» **Your instructions**
Collect each line of the records containing the string "wird".
** Start Records **
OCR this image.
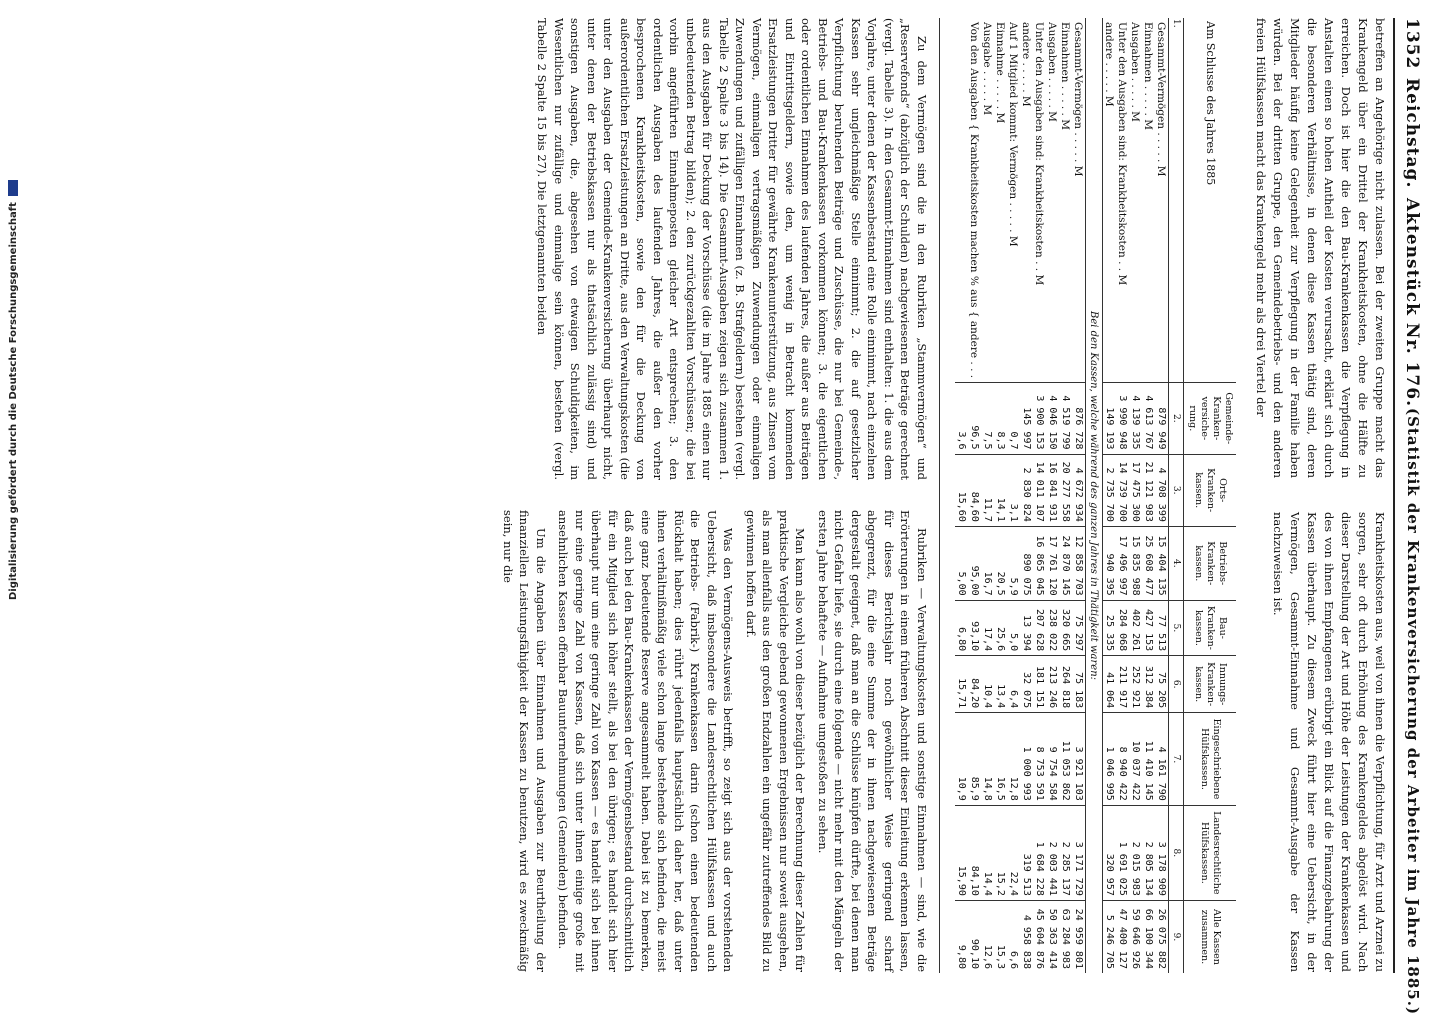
1352
Reichstag.
Aktenstück Nr. 176.
(Statistik der Krankenversicherung der Arbeiter im Jahre 1885.)
betreffen an Angehörige nicht zulassen. Bei der zweiten Gruppe macht das Krankengeld über ein Drittel der Krankheitskosten, ohne die Hälfte zu erreichen. Doch ist hier die den Bau-Krankenkassen die Verpflegung in Anstalten einen so hohen Antheil der Kosten verursacht, erklärt sich durch die besonderen Verhältnisse, in denen diese Kassen thätig sind, deren Mitglieder häufig keine Gelegenheit zur Verpflegung in der Familie haben würden. Bei der dritten Gruppe, den Gemeindebetriebs- und den anderen freien Hülfskassen macht das Krankengeld mehr als drei Viertel der
Krankheitskosten aus, weil von ihnen die Verpflichtung, für Arzt und Arznei zu sorgen, sehr oft durch Erhöhung des Krankengeldes abgelöst wird. Nach dieser Darstellung der Art und Höhe der Leistungen der Krankenkassen und des von ihnen Empfangenen erübrigt ein Blick auf die Finanzgebahrung der Kassen überhaupt. Zu diesem Zweck führt hier eine Uebersicht, in der Vermögen, Gesammt-Einnahme und Gesammt-Ausgabe der Kassen nachzuweisen ist.
Am Schlusse des Jahres 1885	Gemeinde-Kranken-versiche-rung.	Orts-Kranken-kassen.	Betriebs-Kranken-kassen.	Bau-Kranken-kassen.	Innungs-Kranken-kassen.	Eingeschriebene Hülfskassen.	Landesrechtliche Hülfskassen.	Alle Kassen zusammen.
1.	2.	3.	4.	5.	6.	7.	8.	9.
Gesammt-Vermögen . . . . . M	879 949	4 708 399	15 404 135	77 513	75 205	4 161 790	3 178 909	26 075 882
Einnahmen . . . . . M	4 613 767	21 121 983	25 608 477	427 153	312 384	11 410 145	2 805 134	66 100 344
Ausgaben . . . . . M	4 139 335	17 475 300	15 835 988	402 261	252 921	10 037 422	2 015 983	59 646 926
Unter den Ausgaben sind: Krankheitskosten . . M	3 990 948	14 739 700	17 496 997	284 068	211 917	8 940 422	1 691 025	47 400 127
andere . . . . . M	149 193	2 735 700	940 395	25 335	41 064	1 046 995	320 957	5 246 705
Bei den Kassen, welche während des ganzen Jahres in Thätigkeit waren:								
Gesammt-Vermögen . . . . . M	876 728	4 672 934	12 858 703	75 297	75 183	3 921 103	3 171 729	24 959 801
Einnahmen . . . . . M	4 519 799	20 277 558	24 870 145	320 665	264 818	11 053 862	2 285 137	63 284 983
Ausgaben . . . . . M	4 046 150	16 841 931	17 761 120	238 022	213 246	9 754 584	2 003 441	50 363 414
Unter den Ausgaben sind: Krankheitskosten . . M	3 900 153	14 011 107	16 865 045	207 628	181 151	8 753 591	1 684 228	45 604 876
andere . . . . . M	145 997	2 830 824	890 075	13 394	32 075	1 000 993	319 513	4 958 838
Auf 1 Mitglied kommt: Vermögen . . . . . M	0,7	3,1	5,9	5,0	6,4	12,8	22,4	6,6
Einnahme . . . . . M	8,3	14,1	20,5	25,6	13,4	16,5	15,2	15,3
Ausgabe . . . . . M	7,5	11,7	16,7	17,4	10,4	14,8	14,4	12,6
Von den Ausgaben { Krankheitskosten machen % aus { andere . . .	96,5	84,60	95,00	93,10	84,20	85,9	84,10	90,10
	3,6	15,60	5,00	6,80	15,71	10,9	15,90	9,80

Zu dem Vermögen sind die in den Rubriken „Stammvermögen“ und „Reservefonds“ (abzüglich der Schulden) nachgewiesenen Beträge gerechnet (vergl. Tabelle 3). In den Gesammt-Einnahmen sind enthalten: 1. die aus dem Vorjahre, unter denen der Kassenbestand eine Rolle einnimmt, nach einzelnen Kassen sehr ungleichmäßige Stelle einnimmt; 2. die auf gesetzlicher Verpflichtung beruhenden Beiträge und Zuschüsse, die nur bei Gemeinde-, Betriebs- und Bau-Krankenkassen vorkommen können; 3. die eigentlichen oder ordentlichen Einnahmen des laufenden Jahres, die außer aus Beiträgen und Eintrittsgeldern, sowie den, um wenig in Betracht kommenden Ersatzleistungen Dritter für gewährte Krankenunterstützung, aus Zinsen vom Vermögen, einmaligen vertragsmäßigen Zuwendungen oder einmaligen Zuwendungen und zufälligen Einnahmen (z. B. Strafgeldern) bestehen (vergl. Tabelle 2 Spalte 3 bis 14). Die Gesammt-Ausgaben zeigen sich zusammen 1. aus den Ausgaben für Deckung der Vorschüsse (die im Jahre 1885 einen nur unbedeutenden Betrag bilden); 2. den zurückgezahlten Vorschüssen; die bei vorbin angeführten Einnahmeposten gleicher Art entsprechen; 3. den ordentlichen Ausgaben des laufenden Jahres, die außer den vorher besprochenen Krankheitskosten, sowie den für die Deckung von außerordentlichen Ersatzleistungen an Dritte, aus den Verwaltungskosten (die unter den Ausgaben der Gemeinde-Krankenversicherung überhaupt nicht, unter denen der Betriebskassen nur als thatsächlich zulässig sind) und sonstigen Ausgaben, die, abgesehen von etwaigen Schuldigkeiten, im Wesentlichen nur zufällige und einmalige sein können, bestehen (vergl. Tabelle 2 Spalte 15 bis 27). Die letztgenannten beiden

Rubriken — Verwaltungskosten und sonstige Einnahmen — sind, wie die Erörterungen in einem früheren Abschnitt dieser Einleitung erkennen lassen, für dieses Berichtsjahr noch gewöhnlicher Weise geringend scharf abgegrenzt, für die eine Summe der in ihnen nachgewiesenen Beträge dergestalt geeignet, daß man an die Schlüsse knüpfen dürfte, bei denen man nicht Gefahr liefe, sie durch eine folgende — nicht mehr mit den Mängeln der ersten Jahre behaftete — Aufnahme umgestoßen zu sehen.

Man kann also wohl von dieser bezüglich der Berechnung dieser Zahlen für praktische Vergleiche gebend gewonnenen Ergebnissen nur soweit ausgehen, als man allenfalls aus den großen Endzahlen ein ungefähr zutreffendes Bild zu gewinnen hoffen darf.

Was den Vermögens-Ausweis betrifft, so zeigt sich aus der vorstehenden Uebersicht, daß insbesondere die Landesrechtlichen Hülfskassen und auch die Betriebs- (Fabrik-) Krankenkassen darin (schon einen bedeutenden Rückhalt haben; dies rührt jedenfalls hauptsächlich daher her, daß unter ihnen verhältnißmäßig viele schon lange bestehende sich befinden, die meist eine ganz bedeutende Reserve angesammelt haben. Dabei ist zu bemerken, daß auch bei den Bau-Krankenkassen der Vermögensbestand durchschnittlich für ein Mitglied sich höher stellt, als bei den übrigen; es handelt sich hier überhaupt nur um eine geringe Zahl von Kassen — es handelt sich bei ihnen nur eine geringe Zahl von Kassen, daß sich unter ihnen einige große mit ansehnlichen Kassen offenbar Bauunternehmungen (Gemeinden) befinden.

Um die Angaben über Einnahmen und Ausgaben zur Beurtheilung der finanziellen Leistungsfähigkeit der Kassen zu benutzen, wird es zweckmäßig sein, nur die

Digitalisierung gefördert durch die Deutsche Forschungsgemeinschaft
** End Records **
» **Worked solution**
Krankheitskosten aus, weil von ihnen die Verpflichtung, für Arzt und Arznei zu sorgen, sehr oft durch Erhöhung des Krankengeldes abgelöst wird. Nach dieser Darstellung der Art und Höhe der Leistungen der Krankenkassen und des von ihnen Empfangenen erübrigt ein Blick auf die Finanzgebahrung der Kassen überhaupt. Zu diesem Zweck führt hier eine Uebersicht, in der Vermögen, Gesammt-Einnahme und Gesammt-Ausgabe der Kassen nachzuweisen ist.
Um die Angaben über Einnahmen und Ausgaben zur Beurtheilung der finanziellen Leistungsfähigkeit der Kassen zu benutzen, wird es zweckmäßig sein, nur die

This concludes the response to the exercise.